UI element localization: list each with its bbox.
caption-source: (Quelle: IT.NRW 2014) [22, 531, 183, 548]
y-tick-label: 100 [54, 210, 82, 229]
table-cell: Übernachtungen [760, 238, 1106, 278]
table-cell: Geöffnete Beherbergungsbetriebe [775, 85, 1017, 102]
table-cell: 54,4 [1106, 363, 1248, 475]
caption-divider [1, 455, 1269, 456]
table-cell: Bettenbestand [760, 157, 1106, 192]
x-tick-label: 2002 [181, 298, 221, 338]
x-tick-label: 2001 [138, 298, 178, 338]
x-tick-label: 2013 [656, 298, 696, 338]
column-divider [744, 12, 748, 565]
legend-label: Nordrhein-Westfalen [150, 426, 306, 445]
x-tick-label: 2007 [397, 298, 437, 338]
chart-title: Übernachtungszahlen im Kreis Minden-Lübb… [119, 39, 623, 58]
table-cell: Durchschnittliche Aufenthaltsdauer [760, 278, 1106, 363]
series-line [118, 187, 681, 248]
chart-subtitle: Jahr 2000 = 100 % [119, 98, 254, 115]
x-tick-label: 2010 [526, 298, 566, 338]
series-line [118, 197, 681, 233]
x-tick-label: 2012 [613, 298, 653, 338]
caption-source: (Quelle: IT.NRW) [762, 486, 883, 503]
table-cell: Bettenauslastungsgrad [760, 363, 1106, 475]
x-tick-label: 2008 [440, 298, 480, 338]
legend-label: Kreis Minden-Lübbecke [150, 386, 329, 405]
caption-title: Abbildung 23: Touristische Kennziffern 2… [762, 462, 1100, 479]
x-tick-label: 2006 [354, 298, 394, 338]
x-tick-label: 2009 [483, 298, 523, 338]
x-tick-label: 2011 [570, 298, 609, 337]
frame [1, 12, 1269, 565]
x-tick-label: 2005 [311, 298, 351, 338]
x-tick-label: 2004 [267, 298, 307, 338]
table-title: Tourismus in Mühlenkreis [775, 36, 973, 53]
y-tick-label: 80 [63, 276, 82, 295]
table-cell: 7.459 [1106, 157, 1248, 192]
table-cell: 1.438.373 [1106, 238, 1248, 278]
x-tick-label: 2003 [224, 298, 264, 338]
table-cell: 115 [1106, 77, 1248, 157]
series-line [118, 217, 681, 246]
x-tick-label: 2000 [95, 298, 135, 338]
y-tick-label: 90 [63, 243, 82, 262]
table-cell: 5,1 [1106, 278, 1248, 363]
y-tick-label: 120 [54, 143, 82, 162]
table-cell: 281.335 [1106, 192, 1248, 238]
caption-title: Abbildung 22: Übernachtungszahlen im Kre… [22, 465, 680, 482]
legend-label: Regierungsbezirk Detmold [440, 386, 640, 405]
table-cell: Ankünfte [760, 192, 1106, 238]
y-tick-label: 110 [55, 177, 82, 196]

■ ■ ■ ■

* _WHAT IS ASKED_
Copy every line of the records above verbatim, keeping each line's text and coordinates unchanged and in the same order.

* _TASK RESPONSE_
UI element localization: list each with its bbox.
caption-source: (Quelle: IT.NRW 2014) [22, 531, 183, 548]
y-tick-label: 100 [54, 210, 82, 229]
table-cell: Übernachtungen [760, 238, 1106, 278]
table-cell: Geöffnete Beherbergungsbetriebe [775, 85, 1017, 102]
table-cell: 54,4 [1106, 363, 1248, 475]
caption-divider [1, 455, 1269, 456]
table-cell: Bettenbestand [760, 157, 1106, 192]
x-tick-label: 2002 [181, 298, 221, 338]
x-tick-label: 2001 [138, 298, 178, 338]
x-tick-label: 2013 [656, 298, 696, 338]
column-divider [744, 12, 748, 565]
legend-label: Nordrhein-Westfalen [150, 426, 306, 445]
x-tick-label: 2007 [397, 298, 437, 338]
chart-title: Übernachtungszahlen im Kreis Minden-Lübb… [119, 39, 623, 58]
table-cell: Durchschnittliche Aufenthaltsdauer [760, 278, 1106, 363]
series-line [118, 187, 681, 248]
chart-subtitle: Jahr 2000 = 100 % [119, 98, 254, 115]
x-tick-label: 2010 [526, 298, 566, 338]
series-line [118, 197, 681, 233]
x-tick-label: 2012 [613, 298, 653, 338]
caption-source: (Quelle: IT.NRW) [762, 486, 883, 503]
table-cell: Bettenauslastungsgrad [760, 363, 1106, 475]
x-tick-label: 2008 [440, 298, 480, 338]
legend-label: Kreis Minden-Lübbecke [150, 386, 329, 405]
caption-title: Abbildung 23: Touristische Kennziffern 2… [762, 462, 1100, 479]
x-tick-label: 2006 [354, 298, 394, 338]
x-tick-label: 2009 [483, 298, 523, 338]
x-tick-label: 2011 [570, 298, 609, 337]
frame [1, 12, 1269, 565]
x-tick-label: 2005 [311, 298, 351, 338]
x-tick-label: 2004 [267, 298, 307, 338]
table-title: Tourismus in Mühlenkreis [775, 36, 973, 53]
y-tick-label: 80 [63, 276, 82, 295]
table-cell: 7.459 [1106, 157, 1248, 192]
table-cell: 1.438.373 [1106, 238, 1248, 278]
x-tick-label: 2003 [224, 298, 264, 338]
table-cell: 115 [1106, 77, 1248, 157]
series-line [118, 217, 681, 246]
x-tick-label: 2000 [95, 298, 135, 338]
y-tick-label: 90 [63, 243, 82, 262]
table-cell: 5,1 [1106, 278, 1248, 363]
y-tick-label: 120 [54, 143, 82, 162]
table-cell: 281.335 [1106, 192, 1248, 238]
caption-title: Abbildung 22: Übernachtungszahlen im Kre… [22, 465, 680, 482]
legend-label: Regierungsbezirk Detmold [440, 386, 640, 405]
table-cell: Ankünfte [760, 192, 1106, 238]
y-tick-label: 110 [55, 177, 82, 196]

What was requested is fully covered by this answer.